## Aim
Return the entries verbatim and drop every picture.

## Data entries for graphics
* START *

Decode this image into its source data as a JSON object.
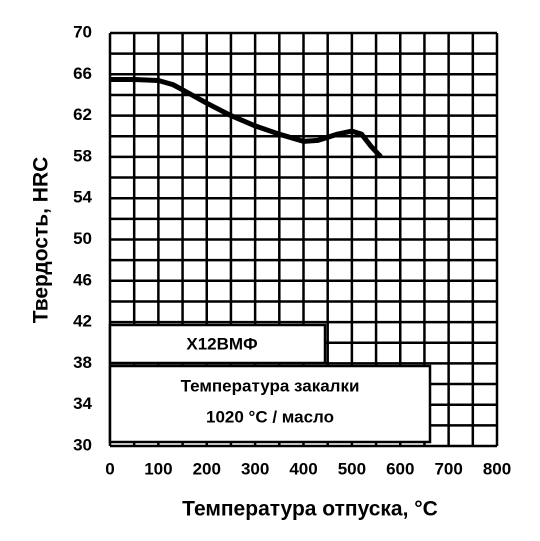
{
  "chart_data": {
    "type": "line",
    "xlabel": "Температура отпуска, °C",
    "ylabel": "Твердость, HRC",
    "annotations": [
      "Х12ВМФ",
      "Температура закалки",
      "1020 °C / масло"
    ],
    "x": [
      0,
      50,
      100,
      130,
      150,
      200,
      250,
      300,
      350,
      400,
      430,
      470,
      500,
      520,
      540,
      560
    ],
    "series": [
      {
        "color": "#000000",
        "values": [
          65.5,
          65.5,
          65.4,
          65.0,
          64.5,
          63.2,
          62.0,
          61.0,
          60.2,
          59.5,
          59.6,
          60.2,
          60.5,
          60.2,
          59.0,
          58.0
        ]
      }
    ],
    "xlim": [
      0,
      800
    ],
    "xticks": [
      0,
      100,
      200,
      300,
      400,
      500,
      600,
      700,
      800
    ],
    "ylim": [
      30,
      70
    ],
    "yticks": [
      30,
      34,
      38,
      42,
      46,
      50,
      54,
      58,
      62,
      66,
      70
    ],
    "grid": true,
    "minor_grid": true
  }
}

* END *

## Correct result
Decode this image into its source data as a JSON object.
{
  "chart_data": {
    "type": "line",
    "xlabel": "Температура отпуска, °C",
    "ylabel": "Твердость, HRC",
    "annotations": [
      "Х12ВМФ",
      "Температура закалки",
      "1020 °C / масло"
    ],
    "x": [
      0,
      50,
      100,
      130,
      150,
      200,
      250,
      300,
      350,
      400,
      430,
      470,
      500,
      520,
      540,
      560
    ],
    "series": [
      {
        "color": "#000000",
        "values": [
          65.5,
          65.5,
          65.4,
          65.0,
          64.5,
          63.2,
          62.0,
          61.0,
          60.2,
          59.5,
          59.6,
          60.2,
          60.5,
          60.2,
          59.0,
          58.0
        ]
      }
    ],
    "xlim": [
      0,
      800
    ],
    "xticks": [
      0,
      100,
      200,
      300,
      400,
      500,
      600,
      700,
      800
    ],
    "ylim": [
      30,
      70
    ],
    "yticks": [
      30,
      34,
      38,
      42,
      46,
      50,
      54,
      58,
      62,
      66,
      70
    ],
    "grid": true,
    "minor_grid": true
  }
}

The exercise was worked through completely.